===== THE DATA =====

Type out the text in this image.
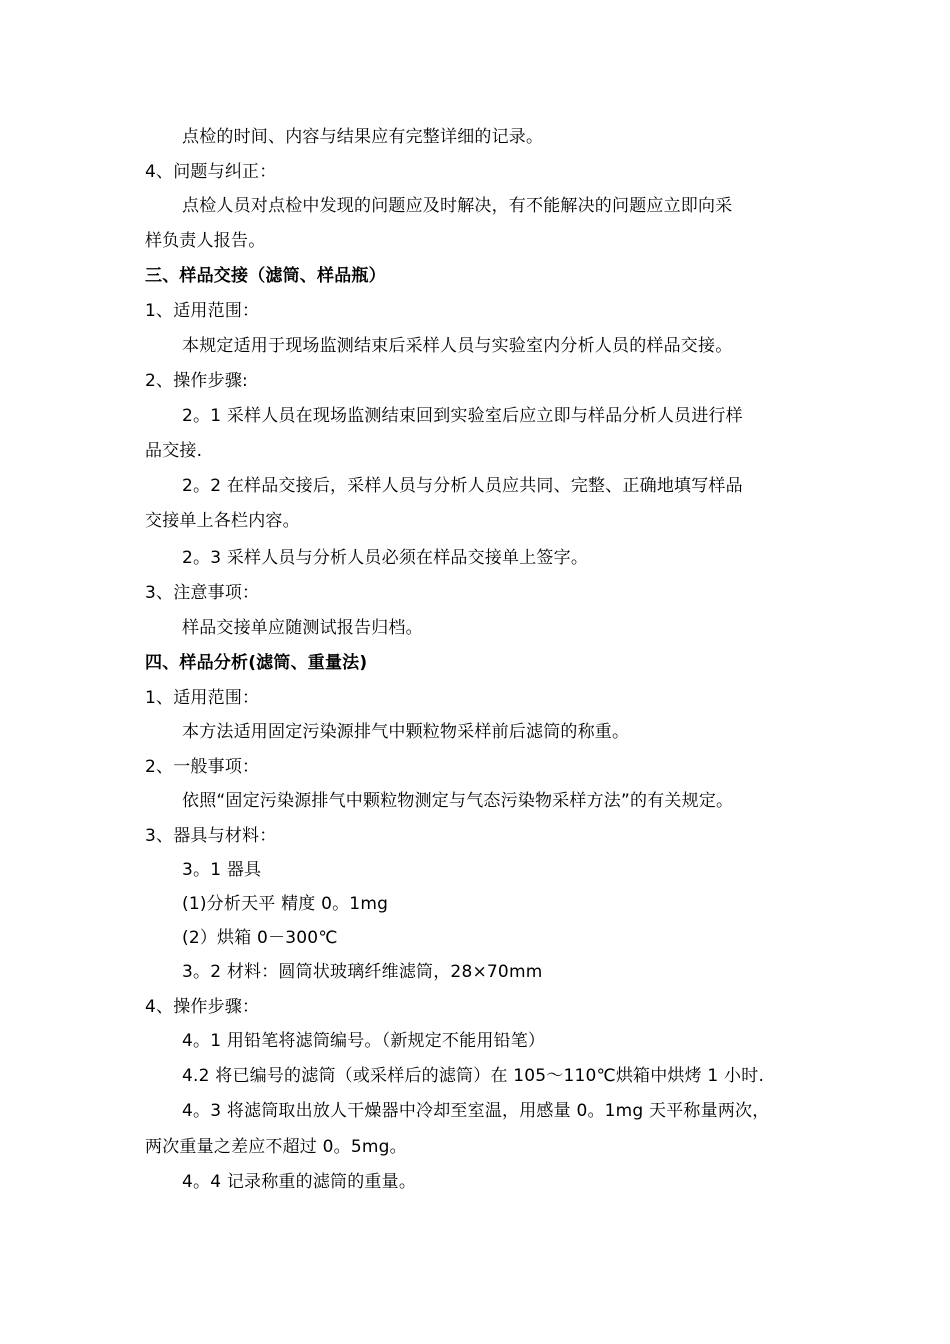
点检的时间、内容与结果应有完整详细的记录。
4、问题与纠正：
点检人员对点检中发现的问题应及时解决，有不能解决的问题应立即向采
样负责人报告。
三、样品交接（滤筒、样品瓶）
1、适用范围：
本规定适用于现场监测结束后采样人员与实验室内分析人员的样品交接。
2、操作步骤:
2。1 采样人员在现场监测结束回到实验室后应立即与样品分析人员进行样
品交接.
2。2 在样品交接后，采样人员与分析人员应共同、完整、正确地填写样品
交接单上各栏内容。
2。3 采样人员与分析人员必须在样品交接单上签字。
3、注意事项：
样品交接单应随测试报告归档。
四、样品分析(滤筒、重量法)
1、适用范围：
本方法适用固定污染源排气中颗粒物采样前后滤筒的称重。
2、一般事项：
依照“固定污染源排气中颗粒物测定与气态污染物采样方法”的有关规定。
3、器具与材料：
3。1 器具
(1)分析天平 精度 0。1mg
(2）烘箱 0－300℃
3。2 材料：圆筒状玻璃纤维滤筒，28×70mm
4、操作步骤：
4。1 用铅笔将滤筒编号。（新规定不能用铅笔）
4.2 将已编号的滤筒（或采样后的滤筒）在 105～110℃烘箱中烘烤 1 小时.
4。3 将滤筒取出放人干燥器中冷却至室温，用感量 0。1mg 天平称量两次，
两次重量之差应不超过 0。5mg。
4。4 记录称重的滤筒的重量。
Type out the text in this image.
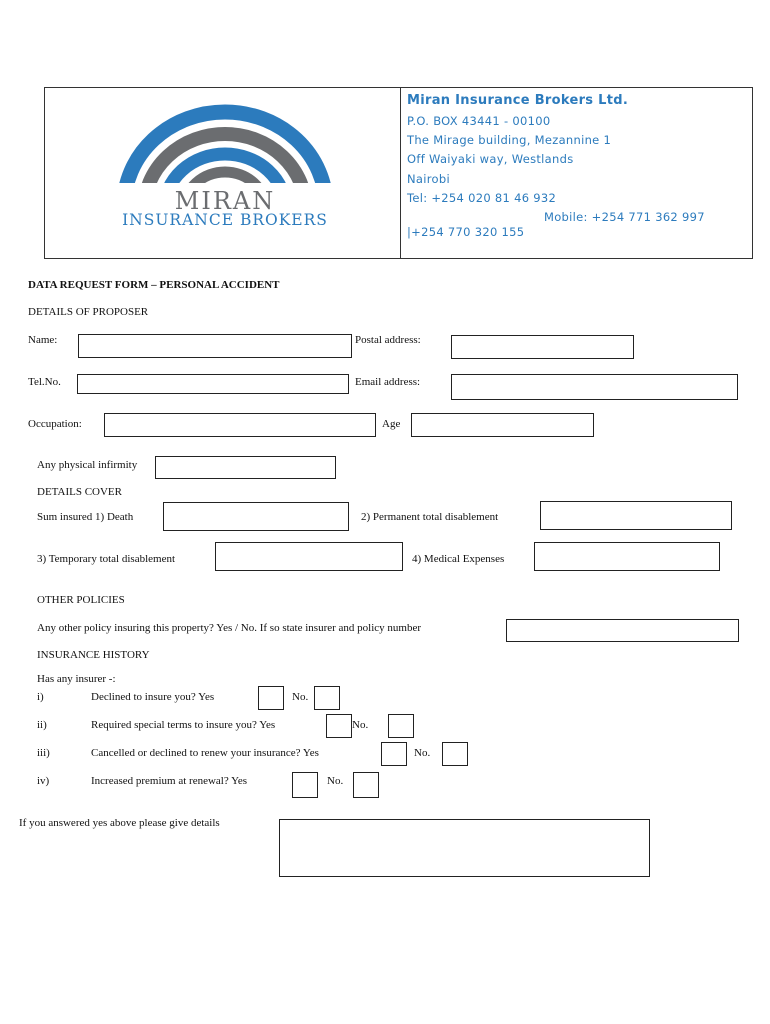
MIRAN
INSURANCE BROKERS
Miran Insurance Brokers Ltd.
P.O. BOX 43441 - 00100
The Mirage building, Mezannine 1
Off Waiyaki way, Westlands
Nairobi
Tel: +254 020 81 46 932
Mobile: +254 771 362 997
|+254 770 320 155
DATA REQUEST FORM – PERSONAL ACCIDENT
DETAILS OF PROPOSER
Name:	Postal address:
Tel.No.	Email address:
Occupation:	Age
Any physical infirmity
DETAILS COVER
Sum insured 1) Death	2) Permanent total disablement
3) Temporary total disablement	4) Medical Expenses
OTHER POLICIES
Any other policy insuring this property? Yes / No. If so state insurer and policy number
INSURANCE HISTORY
Has any insurer -:
i)	Declined to insure you? Yes	No.
ii)	Required special terms to insure you? Yes	No.
iii)	Cancelled or declined to renew your insurance? Yes	No.
iv)	Increased premium at renewal? Yes	No.
If you answered yes above please give details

=====

Lines containing the string "total" are to be selected and copied.

- _THE COMPLETED TASK_
Sum insured 1) Death	2) Permanent total disablement
3) Temporary total disablement	4) Medical Expenses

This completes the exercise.